Records for this exercise:

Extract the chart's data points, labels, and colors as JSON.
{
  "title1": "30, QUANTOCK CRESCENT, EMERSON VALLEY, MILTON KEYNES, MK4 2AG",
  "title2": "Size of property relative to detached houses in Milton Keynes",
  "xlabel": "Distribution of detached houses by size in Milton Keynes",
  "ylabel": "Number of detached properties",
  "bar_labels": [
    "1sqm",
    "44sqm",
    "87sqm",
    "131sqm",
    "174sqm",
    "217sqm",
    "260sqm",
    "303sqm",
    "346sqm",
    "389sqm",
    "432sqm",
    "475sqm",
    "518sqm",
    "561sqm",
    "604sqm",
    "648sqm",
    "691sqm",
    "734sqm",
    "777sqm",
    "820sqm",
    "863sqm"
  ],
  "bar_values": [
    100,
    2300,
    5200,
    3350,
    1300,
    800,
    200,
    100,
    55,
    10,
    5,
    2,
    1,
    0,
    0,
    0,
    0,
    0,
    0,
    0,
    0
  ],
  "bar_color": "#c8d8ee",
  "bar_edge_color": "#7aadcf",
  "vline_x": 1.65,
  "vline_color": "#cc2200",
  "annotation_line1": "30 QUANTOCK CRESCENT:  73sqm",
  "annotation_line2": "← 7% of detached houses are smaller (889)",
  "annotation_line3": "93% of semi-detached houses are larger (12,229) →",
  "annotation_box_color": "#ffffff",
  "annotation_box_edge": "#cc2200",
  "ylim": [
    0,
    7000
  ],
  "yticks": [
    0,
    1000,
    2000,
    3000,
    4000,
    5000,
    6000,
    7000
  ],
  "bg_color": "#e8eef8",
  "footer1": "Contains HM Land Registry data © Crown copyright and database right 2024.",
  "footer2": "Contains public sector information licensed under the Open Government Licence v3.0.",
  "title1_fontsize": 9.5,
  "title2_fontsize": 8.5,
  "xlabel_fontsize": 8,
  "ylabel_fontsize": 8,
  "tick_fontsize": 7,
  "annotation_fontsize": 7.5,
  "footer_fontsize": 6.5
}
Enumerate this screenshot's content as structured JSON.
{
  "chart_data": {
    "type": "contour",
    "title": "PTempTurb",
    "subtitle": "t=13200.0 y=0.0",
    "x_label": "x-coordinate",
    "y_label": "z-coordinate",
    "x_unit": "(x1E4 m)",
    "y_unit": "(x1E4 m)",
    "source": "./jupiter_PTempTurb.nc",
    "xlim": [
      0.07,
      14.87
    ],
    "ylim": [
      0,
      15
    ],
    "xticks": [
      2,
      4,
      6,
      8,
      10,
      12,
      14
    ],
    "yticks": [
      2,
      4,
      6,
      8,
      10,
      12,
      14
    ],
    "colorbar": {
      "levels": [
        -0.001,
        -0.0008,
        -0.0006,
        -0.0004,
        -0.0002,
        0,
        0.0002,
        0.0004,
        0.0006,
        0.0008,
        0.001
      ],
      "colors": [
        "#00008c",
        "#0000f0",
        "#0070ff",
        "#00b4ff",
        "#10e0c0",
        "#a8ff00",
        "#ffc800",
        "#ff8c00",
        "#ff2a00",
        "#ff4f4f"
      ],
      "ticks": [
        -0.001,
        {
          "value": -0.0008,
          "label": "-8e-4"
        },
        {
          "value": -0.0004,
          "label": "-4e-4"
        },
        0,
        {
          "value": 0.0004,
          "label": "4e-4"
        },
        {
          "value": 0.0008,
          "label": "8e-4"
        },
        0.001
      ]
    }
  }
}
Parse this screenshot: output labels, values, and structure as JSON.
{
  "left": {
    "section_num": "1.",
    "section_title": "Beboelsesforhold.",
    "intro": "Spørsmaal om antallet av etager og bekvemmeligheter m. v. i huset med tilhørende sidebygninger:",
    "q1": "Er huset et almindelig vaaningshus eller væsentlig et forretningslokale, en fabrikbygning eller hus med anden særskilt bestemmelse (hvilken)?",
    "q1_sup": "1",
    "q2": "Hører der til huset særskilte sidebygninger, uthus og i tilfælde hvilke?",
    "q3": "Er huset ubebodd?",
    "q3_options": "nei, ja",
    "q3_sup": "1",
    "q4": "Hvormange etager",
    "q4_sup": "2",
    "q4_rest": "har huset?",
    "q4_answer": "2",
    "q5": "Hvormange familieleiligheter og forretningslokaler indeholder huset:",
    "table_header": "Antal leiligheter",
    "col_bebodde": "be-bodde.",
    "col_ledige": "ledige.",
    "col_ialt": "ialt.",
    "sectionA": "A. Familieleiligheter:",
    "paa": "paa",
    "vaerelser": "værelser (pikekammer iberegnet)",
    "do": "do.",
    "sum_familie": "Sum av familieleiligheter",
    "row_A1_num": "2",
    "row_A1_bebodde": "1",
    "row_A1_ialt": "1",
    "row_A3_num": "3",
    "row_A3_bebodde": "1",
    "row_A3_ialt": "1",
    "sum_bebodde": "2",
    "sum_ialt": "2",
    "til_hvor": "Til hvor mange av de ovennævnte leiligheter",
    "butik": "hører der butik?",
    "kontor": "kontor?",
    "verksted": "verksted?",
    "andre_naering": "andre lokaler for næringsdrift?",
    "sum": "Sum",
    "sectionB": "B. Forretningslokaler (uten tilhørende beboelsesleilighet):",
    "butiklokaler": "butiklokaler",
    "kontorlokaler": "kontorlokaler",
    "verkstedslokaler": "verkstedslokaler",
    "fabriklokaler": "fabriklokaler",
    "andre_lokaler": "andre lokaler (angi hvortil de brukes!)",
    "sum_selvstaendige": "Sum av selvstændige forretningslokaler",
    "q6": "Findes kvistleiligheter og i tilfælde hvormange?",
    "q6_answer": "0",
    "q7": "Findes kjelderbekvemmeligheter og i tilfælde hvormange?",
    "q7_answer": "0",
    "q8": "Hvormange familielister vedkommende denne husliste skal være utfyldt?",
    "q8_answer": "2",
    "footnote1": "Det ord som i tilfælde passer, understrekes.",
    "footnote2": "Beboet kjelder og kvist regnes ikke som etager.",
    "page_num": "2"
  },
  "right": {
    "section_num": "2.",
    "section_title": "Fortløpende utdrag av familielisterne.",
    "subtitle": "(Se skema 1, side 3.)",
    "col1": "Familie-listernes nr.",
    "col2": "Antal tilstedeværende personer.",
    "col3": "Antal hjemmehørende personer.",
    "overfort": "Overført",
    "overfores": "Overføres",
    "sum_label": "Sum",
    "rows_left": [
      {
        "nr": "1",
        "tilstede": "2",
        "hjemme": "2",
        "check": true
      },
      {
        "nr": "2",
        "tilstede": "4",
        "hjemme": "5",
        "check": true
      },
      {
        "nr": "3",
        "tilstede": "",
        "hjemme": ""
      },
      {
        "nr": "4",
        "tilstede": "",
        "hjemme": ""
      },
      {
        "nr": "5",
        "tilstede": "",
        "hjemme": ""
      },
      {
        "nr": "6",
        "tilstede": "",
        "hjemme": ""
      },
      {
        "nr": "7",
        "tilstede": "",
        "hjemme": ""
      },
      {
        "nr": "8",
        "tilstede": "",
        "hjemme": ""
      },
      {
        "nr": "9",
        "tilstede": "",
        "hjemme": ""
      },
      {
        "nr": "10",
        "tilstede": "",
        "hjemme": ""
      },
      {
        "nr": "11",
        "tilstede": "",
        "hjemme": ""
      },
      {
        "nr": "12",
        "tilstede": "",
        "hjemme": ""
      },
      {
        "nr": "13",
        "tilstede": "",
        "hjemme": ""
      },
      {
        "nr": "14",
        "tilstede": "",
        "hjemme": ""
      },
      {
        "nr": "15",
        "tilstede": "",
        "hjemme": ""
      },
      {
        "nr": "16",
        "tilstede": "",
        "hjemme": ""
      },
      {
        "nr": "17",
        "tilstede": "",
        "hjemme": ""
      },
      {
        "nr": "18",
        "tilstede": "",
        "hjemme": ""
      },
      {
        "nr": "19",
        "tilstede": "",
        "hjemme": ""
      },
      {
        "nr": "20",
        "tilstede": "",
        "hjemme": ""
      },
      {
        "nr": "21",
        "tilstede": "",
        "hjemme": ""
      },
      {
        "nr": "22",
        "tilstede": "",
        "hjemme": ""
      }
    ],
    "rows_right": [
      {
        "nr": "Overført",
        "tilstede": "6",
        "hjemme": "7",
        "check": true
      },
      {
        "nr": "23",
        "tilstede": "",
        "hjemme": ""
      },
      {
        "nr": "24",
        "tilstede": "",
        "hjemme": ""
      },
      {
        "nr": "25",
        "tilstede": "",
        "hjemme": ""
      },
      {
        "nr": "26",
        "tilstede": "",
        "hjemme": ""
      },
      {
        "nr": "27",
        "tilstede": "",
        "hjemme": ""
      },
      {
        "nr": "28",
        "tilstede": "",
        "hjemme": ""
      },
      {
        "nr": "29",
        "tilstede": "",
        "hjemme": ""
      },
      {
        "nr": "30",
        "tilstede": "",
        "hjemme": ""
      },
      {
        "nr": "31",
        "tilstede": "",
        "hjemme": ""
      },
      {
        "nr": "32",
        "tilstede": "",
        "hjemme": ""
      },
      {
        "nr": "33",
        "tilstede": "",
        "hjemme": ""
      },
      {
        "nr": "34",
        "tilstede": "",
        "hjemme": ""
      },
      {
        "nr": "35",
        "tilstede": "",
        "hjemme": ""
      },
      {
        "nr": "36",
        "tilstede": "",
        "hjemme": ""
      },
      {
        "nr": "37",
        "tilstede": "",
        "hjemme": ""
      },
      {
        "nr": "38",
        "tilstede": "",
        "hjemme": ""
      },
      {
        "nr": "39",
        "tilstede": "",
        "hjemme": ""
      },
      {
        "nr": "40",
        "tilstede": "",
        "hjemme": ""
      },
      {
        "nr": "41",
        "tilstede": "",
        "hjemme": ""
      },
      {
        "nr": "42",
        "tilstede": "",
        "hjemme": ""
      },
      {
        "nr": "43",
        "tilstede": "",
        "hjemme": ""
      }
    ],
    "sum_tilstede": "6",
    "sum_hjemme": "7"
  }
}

Goal: Copy every single line of the material above that holds "subtitle".

Output of the task:
    "subtitle": "t=13200.0 y=0.0",
    "subtitle": "(Se skema 1, side 3.)",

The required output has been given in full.